**GIVEN TASK:**
Return every entry exactly.

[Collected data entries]
******************************
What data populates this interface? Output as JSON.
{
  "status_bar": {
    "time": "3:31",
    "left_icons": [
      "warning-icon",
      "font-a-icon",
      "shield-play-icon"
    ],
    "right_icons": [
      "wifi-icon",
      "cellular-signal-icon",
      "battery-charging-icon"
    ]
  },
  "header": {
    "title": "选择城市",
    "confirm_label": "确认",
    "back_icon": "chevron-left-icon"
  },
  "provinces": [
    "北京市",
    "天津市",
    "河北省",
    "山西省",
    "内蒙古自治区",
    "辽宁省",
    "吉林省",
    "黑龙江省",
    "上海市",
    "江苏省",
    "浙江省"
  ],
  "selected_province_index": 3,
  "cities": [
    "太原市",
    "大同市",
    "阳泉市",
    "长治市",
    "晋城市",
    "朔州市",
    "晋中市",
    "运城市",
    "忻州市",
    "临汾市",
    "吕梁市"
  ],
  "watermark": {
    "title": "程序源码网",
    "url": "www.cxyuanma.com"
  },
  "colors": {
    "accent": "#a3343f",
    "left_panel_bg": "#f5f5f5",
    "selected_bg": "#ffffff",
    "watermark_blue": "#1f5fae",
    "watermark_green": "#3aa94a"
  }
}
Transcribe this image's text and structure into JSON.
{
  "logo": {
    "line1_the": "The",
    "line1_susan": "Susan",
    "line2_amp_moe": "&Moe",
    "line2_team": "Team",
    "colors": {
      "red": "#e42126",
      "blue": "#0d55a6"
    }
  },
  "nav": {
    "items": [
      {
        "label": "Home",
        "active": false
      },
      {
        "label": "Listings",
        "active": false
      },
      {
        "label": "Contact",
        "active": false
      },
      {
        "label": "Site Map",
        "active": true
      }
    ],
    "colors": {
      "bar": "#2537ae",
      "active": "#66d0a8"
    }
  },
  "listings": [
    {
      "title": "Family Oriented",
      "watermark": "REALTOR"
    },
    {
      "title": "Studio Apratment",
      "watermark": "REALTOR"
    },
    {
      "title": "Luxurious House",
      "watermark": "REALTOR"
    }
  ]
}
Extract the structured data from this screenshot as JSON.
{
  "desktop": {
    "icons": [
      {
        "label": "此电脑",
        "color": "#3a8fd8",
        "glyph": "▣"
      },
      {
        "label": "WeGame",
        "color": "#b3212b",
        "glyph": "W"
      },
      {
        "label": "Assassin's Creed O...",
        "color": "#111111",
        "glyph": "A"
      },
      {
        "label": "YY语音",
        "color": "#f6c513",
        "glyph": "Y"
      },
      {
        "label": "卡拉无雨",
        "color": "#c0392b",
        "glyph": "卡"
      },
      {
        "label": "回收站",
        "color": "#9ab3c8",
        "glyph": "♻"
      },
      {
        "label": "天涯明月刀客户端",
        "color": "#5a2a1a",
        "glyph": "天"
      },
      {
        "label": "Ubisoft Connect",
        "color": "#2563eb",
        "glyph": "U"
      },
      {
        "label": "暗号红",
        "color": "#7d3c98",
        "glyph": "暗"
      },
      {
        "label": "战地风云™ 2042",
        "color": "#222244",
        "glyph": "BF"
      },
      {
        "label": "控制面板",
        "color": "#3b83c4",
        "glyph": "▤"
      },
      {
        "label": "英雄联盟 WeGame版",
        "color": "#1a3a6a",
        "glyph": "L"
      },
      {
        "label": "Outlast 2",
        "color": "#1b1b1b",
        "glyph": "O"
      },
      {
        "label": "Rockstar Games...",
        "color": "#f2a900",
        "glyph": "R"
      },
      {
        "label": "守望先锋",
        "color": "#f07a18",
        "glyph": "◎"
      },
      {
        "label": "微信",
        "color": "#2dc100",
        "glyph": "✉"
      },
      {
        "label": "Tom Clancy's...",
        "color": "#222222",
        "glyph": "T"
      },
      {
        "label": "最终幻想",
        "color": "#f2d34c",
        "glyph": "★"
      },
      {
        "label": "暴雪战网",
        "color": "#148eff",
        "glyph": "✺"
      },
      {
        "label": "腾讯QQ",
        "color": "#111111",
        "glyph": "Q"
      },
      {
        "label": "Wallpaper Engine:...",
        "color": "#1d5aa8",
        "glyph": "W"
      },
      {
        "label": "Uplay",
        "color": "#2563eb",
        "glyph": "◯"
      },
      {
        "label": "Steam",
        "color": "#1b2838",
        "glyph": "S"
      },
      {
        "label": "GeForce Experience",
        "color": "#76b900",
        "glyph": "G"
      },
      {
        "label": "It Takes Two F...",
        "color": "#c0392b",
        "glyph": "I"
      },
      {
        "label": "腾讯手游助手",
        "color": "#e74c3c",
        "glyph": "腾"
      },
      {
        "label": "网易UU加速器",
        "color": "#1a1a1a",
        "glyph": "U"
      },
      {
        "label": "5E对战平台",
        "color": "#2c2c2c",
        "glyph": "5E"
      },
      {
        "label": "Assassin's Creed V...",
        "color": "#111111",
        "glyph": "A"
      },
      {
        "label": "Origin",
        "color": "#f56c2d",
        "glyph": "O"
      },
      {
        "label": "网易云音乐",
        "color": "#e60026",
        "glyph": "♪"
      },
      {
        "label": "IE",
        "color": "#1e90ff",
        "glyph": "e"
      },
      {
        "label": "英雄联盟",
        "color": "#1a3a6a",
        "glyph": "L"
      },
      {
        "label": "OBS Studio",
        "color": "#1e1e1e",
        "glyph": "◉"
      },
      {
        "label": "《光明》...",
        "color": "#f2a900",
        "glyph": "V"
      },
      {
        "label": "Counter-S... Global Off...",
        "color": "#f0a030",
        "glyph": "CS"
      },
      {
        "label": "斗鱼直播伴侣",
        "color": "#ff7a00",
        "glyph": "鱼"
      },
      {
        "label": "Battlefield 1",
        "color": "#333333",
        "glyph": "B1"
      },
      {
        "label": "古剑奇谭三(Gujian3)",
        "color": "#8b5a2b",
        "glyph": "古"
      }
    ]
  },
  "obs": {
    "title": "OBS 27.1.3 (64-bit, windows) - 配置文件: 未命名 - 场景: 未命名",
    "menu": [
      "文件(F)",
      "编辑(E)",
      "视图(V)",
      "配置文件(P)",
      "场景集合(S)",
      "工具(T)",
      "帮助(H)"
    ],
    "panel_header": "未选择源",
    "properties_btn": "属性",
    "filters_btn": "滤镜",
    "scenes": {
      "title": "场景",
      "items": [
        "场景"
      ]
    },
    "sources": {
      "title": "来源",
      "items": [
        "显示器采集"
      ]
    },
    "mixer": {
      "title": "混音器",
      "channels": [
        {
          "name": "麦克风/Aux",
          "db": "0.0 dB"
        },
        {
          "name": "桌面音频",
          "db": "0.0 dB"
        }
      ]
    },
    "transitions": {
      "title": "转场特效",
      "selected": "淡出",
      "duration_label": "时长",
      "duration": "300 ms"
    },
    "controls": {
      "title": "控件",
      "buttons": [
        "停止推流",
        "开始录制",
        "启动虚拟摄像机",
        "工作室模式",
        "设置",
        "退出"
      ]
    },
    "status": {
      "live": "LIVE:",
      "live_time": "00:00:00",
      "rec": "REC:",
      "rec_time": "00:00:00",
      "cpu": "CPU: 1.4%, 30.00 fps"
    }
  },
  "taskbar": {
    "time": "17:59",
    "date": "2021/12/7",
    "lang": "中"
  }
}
******************************
**COMPLETE RESPONSE:**
What data populates this interface? Output as JSON.
{
  "status_bar": {
    "time": "3:31",
    "left_icons": [
      "warning-icon",
      "font-a-icon",
      "shield-play-icon"
    ],
    "right_icons": [
      "wifi-icon",
      "cellular-signal-icon",
      "battery-charging-icon"
    ]
  },
  "header": {
    "title": "选择城市",
    "confirm_label": "确认",
    "back_icon": "chevron-left-icon"
  },
  "provinces": [
    "北京市",
    "天津市",
    "河北省",
    "山西省",
    "内蒙古自治区",
    "辽宁省",
    "吉林省",
    "黑龙江省",
    "上海市",
    "江苏省",
    "浙江省"
  ],
  "selected_province_index": 3,
  "cities": [
    "太原市",
    "大同市",
    "阳泉市",
    "长治市",
    "晋城市",
    "朔州市",
    "晋中市",
    "运城市",
    "忻州市",
    "临汾市",
    "吕梁市"
  ],
  "watermark": {
    "title": "程序源码网",
    "url": "www.cxyuanma.com"
  },
  "colors": {
    "accent": "#a3343f",
    "left_panel_bg": "#f5f5f5",
    "selected_bg": "#ffffff",
    "watermark_blue": "#1f5fae",
    "watermark_green": "#3aa94a"
  }
}
Transcribe this image's text and structure into JSON.
{
  "logo": {
    "line1_the": "The",
    "line1_susan": "Susan",
    "line2_amp_moe": "&Moe",
    "line2_team": "Team",
    "colors": {
      "red": "#e42126",
      "blue": "#0d55a6"
    }
  },
  "nav": {
    "items": [
      {
        "label": "Home",
        "active": false
      },
      {
        "label": "Listings",
        "active": false
      },
      {
        "label": "Contact",
        "active": false
      },
      {
        "label": "Site Map",
        "active": true
      }
    ],
    "colors": {
      "bar": "#2537ae",
      "active": "#66d0a8"
    }
  },
  "listings": [
    {
      "title": "Family Oriented",
      "watermark": "REALTOR"
    },
    {
      "title": "Studio Apratment",
      "watermark": "REALTOR"
    },
    {
      "title": "Luxurious House",
      "watermark": "REALTOR"
    }
  ]
}
Extract the structured data from this screenshot as JSON.
{
  "desktop": {
    "icons": [
      {
        "label": "此电脑",
        "color": "#3a8fd8",
        "glyph": "▣"
      },
      {
        "label": "WeGame",
        "color": "#b3212b",
        "glyph": "W"
      },
      {
        "label": "Assassin's Creed O...",
        "color": "#111111",
        "glyph": "A"
      },
      {
        "label": "YY语音",
        "color": "#f6c513",
        "glyph": "Y"
      },
      {
        "label": "卡拉无雨",
        "color": "#c0392b",
        "glyph": "卡"
      },
      {
        "label": "回收站",
        "color": "#9ab3c8",
        "glyph": "♻"
      },
      {
        "label": "天涯明月刀客户端",
        "color": "#5a2a1a",
        "glyph": "天"
      },
      {
        "label": "Ubisoft Connect",
        "color": "#2563eb",
        "glyph": "U"
      },
      {
        "label": "暗号红",
        "color": "#7d3c98",
        "glyph": "暗"
      },
      {
        "label": "战地风云™ 2042",
        "color": "#222244",
        "glyph": "BF"
      },
      {
        "label": "控制面板",
        "color": "#3b83c4",
        "glyph": "▤"
      },
      {
        "label": "英雄联盟 WeGame版",
        "color": "#1a3a6a",
        "glyph": "L"
      },
      {
        "label": "Outlast 2",
        "color": "#1b1b1b",
        "glyph": "O"
      },
      {
        "label": "Rockstar Games...",
        "color": "#f2a900",
        "glyph": "R"
      },
      {
        "label": "守望先锋",
        "color": "#f07a18",
        "glyph": "◎"
      },
      {
        "label": "微信",
        "color": "#2dc100",
        "glyph": "✉"
      },
      {
        "label": "Tom Clancy's...",
        "color": "#222222",
        "glyph": "T"
      },
      {
        "label": "最终幻想",
        "color": "#f2d34c",
        "glyph": "★"
      },
      {
        "label": "暴雪战网",
        "color": "#148eff",
        "glyph": "✺"
      },
      {
        "label": "腾讯QQ",
        "color": "#111111",
        "glyph": "Q"
      },
      {
        "label": "Wallpaper Engine:...",
        "color": "#1d5aa8",
        "glyph": "W"
      },
      {
        "label": "Uplay",
        "color": "#2563eb",
        "glyph": "◯"
      },
      {
        "label": "Steam",
        "color": "#1b2838",
        "glyph": "S"
      },
      {
        "label": "GeForce Experience",
        "color": "#76b900",
        "glyph": "G"
      },
      {
        "label": "It Takes Two F...",
        "color": "#c0392b",
        "glyph": "I"
      },
      {
        "label": "腾讯手游助手",
        "color": "#e74c3c",
        "glyph": "腾"
      },
      {
        "label": "网易UU加速器",
        "color": "#1a1a1a",
        "glyph": "U"
      },
      {
        "label": "5E对战平台",
        "color": "#2c2c2c",
        "glyph": "5E"
      },
      {
        "label": "Assassin's Creed V...",
        "color": "#111111",
        "glyph": "A"
      },
      {
        "label": "Origin",
        "color": "#f56c2d",
        "glyph": "O"
      },
      {
        "label": "网易云音乐",
        "color": "#e60026",
        "glyph": "♪"
      },
      {
        "label": "IE",
        "color": "#1e90ff",
        "glyph": "e"
      },
      {
        "label": "英雄联盟",
        "color": "#1a3a6a",
        "glyph": "L"
      },
      {
        "label": "OBS Studio",
        "color": "#1e1e1e",
        "glyph": "◉"
      },
      {
        "label": "《光明》...",
        "color": "#f2a900",
        "glyph": "V"
      },
      {
        "label": "Counter-S... Global Off...",
        "color": "#f0a030",
        "glyph": "CS"
      },
      {
        "label": "斗鱼直播伴侣",
        "color": "#ff7a00",
        "glyph": "鱼"
      },
      {
        "label": "Battlefield 1",
        "color": "#333333",
        "glyph": "B1"
      },
      {
        "label": "古剑奇谭三(Gujian3)",
        "color": "#8b5a2b",
        "glyph": "古"
      }
    ]
  },
  "obs": {
    "title": "OBS 27.1.3 (64-bit, windows) - 配置文件: 未命名 - 场景: 未命名",
    "menu": [
      "文件(F)",
      "编辑(E)",
      "视图(V)",
      "配置文件(P)",
      "场景集合(S)",
      "工具(T)",
      "帮助(H)"
    ],
    "panel_header": "未选择源",
    "properties_btn": "属性",
    "filters_btn": "滤镜",
    "scenes": {
      "title": "场景",
      "items": [
        "场景"
      ]
    },
    "sources": {
      "title": "来源",
      "items": [
        "显示器采集"
      ]
    },
    "mixer": {
      "title": "混音器",
      "channels": [
        {
          "name": "麦克风/Aux",
          "db": "0.0 dB"
        },
        {
          "name": "桌面音频",
          "db": "0.0 dB"
        }
      ]
    },
    "transitions": {
      "title": "转场特效",
      "selected": "淡出",
      "duration_label": "时长",
      "duration": "300 ms"
    },
    "controls": {
      "title": "控件",
      "buttons": [
        "停止推流",
        "开始录制",
        "启动虚拟摄像机",
        "工作室模式",
        "设置",
        "退出"
      ]
    },
    "status": {
      "live": "LIVE:",
      "live_time": "00:00:00",
      "rec": "REC:",
      "rec_time": "00:00:00",
      "cpu": "CPU: 1.4%, 30.00 fps"
    }
  },
  "taskbar": {
    "time": "17:59",
    "date": "2021/12/7",
    "lang": "中"
  }
}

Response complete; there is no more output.